_GOAL OF THE EXERCISE_.
Every line that holds "kasvaa" should be shown.
-- start DATASET ENTRIES --
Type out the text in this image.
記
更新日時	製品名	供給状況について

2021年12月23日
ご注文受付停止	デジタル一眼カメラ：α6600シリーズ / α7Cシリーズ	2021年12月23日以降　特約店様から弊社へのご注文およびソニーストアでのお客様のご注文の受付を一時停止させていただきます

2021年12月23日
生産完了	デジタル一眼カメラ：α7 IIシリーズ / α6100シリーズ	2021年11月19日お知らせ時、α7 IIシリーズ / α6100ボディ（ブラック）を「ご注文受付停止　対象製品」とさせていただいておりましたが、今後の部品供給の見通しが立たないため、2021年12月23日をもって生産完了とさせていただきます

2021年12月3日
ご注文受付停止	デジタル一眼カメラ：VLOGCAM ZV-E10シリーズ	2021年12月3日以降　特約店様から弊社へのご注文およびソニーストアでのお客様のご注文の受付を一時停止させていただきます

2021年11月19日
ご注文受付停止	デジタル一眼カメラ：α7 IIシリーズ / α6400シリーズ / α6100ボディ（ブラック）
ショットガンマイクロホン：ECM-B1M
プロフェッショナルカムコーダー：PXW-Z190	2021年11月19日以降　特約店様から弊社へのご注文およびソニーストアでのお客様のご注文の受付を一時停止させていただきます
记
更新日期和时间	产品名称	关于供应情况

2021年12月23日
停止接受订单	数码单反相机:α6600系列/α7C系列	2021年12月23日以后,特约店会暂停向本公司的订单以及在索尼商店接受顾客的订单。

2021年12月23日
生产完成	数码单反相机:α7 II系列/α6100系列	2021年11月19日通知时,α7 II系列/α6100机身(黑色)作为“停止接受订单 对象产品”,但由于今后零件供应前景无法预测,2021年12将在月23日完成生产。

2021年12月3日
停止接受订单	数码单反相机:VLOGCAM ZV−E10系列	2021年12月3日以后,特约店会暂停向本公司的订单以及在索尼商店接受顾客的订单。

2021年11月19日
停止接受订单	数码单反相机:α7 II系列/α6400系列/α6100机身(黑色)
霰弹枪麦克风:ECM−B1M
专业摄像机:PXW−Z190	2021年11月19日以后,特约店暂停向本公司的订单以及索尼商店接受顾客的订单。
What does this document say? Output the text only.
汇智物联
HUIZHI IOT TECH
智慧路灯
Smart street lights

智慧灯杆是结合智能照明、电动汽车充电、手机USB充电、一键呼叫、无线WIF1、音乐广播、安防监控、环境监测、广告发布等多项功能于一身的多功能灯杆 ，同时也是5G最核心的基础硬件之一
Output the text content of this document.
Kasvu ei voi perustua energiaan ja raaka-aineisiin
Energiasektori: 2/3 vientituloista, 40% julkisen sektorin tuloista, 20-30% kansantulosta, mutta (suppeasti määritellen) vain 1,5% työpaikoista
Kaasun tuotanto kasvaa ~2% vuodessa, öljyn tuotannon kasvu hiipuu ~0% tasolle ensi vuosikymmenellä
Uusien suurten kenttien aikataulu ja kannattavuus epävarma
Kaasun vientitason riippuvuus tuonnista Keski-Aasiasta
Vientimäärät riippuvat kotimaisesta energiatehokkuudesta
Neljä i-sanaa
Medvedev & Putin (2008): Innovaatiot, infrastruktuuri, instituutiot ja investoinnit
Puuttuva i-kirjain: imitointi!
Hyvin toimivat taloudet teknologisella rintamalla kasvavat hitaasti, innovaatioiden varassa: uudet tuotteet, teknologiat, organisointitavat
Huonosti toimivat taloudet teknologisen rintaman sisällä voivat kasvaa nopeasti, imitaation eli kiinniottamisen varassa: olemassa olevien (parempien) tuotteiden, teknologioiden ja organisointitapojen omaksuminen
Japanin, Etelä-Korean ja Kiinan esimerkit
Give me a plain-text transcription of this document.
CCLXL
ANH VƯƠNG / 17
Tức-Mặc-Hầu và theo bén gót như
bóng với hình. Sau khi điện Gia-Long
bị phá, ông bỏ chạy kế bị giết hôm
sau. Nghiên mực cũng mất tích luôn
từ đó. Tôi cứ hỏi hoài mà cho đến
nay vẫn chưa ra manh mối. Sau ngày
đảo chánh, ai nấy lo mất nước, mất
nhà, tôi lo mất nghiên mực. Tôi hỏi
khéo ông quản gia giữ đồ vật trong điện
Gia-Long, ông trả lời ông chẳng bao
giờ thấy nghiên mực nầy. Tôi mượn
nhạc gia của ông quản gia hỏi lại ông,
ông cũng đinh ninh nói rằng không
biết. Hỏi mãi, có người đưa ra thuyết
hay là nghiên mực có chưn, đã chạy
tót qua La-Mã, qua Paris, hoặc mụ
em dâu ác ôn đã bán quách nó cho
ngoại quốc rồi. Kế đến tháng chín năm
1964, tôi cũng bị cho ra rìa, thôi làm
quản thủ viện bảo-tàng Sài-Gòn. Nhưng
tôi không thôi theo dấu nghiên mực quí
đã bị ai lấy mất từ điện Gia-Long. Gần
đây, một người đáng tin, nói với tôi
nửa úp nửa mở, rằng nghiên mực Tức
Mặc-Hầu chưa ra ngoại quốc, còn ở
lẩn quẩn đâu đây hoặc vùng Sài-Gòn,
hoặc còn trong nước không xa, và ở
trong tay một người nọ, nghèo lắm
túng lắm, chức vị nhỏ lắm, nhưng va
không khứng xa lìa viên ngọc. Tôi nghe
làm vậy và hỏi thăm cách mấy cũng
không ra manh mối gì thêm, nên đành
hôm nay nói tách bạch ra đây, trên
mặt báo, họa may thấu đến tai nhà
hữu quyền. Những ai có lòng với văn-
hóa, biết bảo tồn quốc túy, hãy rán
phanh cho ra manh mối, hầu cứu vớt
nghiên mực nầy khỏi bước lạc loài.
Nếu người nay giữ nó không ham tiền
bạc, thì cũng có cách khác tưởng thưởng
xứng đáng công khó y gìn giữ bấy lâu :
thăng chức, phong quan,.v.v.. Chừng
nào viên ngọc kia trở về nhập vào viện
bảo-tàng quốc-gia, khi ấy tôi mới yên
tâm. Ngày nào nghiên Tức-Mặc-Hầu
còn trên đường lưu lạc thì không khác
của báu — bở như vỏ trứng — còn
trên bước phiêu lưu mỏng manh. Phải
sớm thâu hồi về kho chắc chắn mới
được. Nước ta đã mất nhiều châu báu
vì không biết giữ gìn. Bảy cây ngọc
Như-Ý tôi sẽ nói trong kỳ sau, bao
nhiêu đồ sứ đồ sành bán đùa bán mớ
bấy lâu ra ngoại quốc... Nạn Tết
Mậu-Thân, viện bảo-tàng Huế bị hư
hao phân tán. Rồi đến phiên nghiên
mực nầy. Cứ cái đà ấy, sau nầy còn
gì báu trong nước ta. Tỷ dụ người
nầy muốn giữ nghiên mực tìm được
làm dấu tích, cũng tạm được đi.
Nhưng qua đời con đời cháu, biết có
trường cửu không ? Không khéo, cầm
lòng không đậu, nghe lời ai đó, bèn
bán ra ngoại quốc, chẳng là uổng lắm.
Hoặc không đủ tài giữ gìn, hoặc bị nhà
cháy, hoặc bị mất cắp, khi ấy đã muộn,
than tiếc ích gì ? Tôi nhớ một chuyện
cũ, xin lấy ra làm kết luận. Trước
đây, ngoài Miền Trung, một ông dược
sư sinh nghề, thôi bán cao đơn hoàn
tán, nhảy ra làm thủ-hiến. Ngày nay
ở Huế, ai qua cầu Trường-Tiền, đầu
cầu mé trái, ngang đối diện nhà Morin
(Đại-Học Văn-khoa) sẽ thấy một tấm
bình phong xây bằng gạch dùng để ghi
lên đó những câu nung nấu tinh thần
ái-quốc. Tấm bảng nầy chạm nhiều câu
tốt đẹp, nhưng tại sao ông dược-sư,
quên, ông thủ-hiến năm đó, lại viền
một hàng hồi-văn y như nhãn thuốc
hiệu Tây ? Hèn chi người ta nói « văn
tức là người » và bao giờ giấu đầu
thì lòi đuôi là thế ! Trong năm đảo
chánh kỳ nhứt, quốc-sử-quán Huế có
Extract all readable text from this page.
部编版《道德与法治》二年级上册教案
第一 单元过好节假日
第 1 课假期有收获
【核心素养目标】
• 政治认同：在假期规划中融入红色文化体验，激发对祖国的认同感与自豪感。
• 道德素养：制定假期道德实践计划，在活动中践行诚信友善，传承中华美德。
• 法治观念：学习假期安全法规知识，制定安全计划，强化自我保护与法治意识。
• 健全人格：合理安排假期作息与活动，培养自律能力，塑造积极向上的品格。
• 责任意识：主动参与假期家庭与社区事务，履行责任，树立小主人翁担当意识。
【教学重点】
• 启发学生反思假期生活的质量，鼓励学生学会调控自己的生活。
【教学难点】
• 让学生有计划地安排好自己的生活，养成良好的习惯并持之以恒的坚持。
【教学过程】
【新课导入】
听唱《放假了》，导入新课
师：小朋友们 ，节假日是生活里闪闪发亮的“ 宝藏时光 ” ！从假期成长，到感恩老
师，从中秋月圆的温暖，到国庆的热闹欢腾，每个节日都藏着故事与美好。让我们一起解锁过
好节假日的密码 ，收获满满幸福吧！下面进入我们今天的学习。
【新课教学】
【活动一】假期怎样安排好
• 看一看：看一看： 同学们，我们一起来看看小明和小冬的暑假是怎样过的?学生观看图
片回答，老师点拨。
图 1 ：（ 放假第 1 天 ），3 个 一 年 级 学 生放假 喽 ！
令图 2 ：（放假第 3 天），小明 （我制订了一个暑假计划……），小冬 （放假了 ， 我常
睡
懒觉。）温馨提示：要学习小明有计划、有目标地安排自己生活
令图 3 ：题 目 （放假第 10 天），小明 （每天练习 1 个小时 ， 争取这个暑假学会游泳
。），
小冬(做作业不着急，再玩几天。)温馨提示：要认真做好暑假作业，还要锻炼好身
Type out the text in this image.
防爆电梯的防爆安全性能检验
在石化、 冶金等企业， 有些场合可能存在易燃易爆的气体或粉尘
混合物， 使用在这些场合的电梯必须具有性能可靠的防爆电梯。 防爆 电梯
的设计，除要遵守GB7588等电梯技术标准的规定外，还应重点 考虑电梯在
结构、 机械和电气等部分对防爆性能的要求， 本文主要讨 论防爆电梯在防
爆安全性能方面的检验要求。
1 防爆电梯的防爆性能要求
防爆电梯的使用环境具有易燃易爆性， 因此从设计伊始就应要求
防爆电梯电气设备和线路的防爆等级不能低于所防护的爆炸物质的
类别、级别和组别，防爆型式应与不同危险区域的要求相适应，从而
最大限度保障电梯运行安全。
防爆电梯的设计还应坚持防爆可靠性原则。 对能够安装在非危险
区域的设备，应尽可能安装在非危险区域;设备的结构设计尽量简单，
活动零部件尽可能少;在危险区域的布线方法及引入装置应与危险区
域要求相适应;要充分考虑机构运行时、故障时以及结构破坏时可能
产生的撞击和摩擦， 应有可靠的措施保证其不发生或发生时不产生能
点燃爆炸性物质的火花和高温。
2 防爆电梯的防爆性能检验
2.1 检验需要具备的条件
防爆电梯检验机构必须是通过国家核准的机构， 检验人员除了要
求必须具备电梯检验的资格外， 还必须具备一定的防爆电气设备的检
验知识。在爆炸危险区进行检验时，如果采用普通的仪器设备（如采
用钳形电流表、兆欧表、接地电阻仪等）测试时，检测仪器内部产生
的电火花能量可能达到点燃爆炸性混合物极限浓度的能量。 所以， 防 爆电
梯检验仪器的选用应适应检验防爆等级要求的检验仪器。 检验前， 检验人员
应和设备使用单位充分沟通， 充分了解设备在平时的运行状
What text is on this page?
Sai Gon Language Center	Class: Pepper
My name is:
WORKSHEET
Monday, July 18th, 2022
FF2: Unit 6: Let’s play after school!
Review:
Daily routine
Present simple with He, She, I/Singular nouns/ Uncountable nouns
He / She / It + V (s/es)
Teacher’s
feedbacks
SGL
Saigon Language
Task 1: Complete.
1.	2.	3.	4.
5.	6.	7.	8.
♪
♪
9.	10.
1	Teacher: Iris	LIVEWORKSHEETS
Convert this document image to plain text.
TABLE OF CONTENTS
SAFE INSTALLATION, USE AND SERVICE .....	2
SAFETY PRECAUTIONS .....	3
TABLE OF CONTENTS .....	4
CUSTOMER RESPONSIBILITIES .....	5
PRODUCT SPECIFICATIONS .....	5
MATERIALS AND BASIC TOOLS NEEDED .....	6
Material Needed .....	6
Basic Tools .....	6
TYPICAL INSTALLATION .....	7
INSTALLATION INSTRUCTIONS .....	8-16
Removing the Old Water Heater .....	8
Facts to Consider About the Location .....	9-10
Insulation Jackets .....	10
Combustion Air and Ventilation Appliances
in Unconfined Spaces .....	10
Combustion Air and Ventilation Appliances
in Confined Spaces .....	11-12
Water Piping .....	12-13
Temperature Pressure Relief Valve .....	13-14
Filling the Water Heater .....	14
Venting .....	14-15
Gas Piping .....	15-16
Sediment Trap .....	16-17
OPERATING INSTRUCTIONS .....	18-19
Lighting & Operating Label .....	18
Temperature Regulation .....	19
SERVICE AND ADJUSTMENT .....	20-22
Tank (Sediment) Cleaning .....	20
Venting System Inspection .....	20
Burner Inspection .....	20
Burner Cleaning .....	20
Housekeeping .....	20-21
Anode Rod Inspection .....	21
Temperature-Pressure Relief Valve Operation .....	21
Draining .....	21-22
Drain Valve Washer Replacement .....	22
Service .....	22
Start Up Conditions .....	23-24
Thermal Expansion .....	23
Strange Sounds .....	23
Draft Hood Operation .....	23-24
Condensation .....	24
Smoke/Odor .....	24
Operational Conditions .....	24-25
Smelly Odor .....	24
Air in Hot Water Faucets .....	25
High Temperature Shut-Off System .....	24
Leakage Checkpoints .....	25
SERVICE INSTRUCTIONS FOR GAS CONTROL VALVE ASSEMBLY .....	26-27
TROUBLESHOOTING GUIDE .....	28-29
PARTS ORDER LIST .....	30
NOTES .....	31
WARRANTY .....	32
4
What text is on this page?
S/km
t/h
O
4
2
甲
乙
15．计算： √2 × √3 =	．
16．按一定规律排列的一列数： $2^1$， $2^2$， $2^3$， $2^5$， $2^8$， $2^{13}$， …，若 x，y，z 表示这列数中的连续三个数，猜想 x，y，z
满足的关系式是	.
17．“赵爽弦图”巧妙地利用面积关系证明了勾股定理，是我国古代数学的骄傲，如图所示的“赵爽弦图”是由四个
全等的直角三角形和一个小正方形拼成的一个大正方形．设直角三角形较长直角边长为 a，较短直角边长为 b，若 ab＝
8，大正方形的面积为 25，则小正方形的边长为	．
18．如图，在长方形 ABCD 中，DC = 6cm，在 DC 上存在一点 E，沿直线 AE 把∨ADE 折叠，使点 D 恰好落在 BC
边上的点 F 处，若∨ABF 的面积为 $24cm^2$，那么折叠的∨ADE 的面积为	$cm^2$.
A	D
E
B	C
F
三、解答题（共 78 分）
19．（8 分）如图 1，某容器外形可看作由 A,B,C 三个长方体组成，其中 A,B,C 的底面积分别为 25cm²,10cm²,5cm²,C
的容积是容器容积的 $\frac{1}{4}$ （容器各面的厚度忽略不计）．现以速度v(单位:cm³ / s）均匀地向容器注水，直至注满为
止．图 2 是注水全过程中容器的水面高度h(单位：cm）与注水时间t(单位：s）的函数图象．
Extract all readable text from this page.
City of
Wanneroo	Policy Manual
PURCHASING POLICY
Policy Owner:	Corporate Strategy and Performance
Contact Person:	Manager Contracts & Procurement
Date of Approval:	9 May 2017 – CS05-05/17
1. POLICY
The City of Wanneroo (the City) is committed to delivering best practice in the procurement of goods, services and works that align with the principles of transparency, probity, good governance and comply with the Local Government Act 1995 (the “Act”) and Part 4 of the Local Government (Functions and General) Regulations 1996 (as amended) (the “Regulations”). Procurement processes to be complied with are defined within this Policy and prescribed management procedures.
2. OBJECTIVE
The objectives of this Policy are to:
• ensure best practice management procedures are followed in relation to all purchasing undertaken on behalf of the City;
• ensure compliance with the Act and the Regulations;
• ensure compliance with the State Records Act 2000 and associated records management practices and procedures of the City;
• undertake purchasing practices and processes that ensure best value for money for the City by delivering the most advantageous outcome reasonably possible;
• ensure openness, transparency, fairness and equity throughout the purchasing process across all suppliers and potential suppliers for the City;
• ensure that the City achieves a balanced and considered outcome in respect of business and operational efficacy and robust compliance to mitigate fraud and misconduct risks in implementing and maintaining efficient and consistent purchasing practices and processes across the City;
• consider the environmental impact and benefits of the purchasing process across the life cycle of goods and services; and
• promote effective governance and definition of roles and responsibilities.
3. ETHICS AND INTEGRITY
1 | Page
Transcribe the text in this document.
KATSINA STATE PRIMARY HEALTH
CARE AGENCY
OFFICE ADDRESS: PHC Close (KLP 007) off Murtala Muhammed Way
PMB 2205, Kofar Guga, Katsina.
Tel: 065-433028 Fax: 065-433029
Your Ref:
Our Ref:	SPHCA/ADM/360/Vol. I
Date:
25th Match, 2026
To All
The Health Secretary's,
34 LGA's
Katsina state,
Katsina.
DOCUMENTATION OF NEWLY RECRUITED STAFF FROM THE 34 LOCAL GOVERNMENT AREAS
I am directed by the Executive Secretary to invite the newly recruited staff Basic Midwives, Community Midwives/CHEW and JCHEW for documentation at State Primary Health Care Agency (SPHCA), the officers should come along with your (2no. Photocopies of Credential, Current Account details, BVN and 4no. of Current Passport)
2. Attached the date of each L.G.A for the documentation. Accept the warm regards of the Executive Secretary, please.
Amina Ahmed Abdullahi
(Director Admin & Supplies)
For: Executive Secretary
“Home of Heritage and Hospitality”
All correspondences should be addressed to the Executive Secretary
-- end DATASET ENTRIES --
_RESULT OF THE EXERCISE_.
Kaasun tuotanto kasvaa ~2% vuodessa, öljyn tuotannon kasvu hiipuu ~0% tasolle ensi vuosikymmenellä
Huonosti toimivat taloudet teknologisen rintaman sisällä voivat kasvaa nopeasti, imitaation eli kiinniottamisen varassa: olemassa olevien (parempien) tuotteiden, teknologioiden ja organisointitapojen omaksuminen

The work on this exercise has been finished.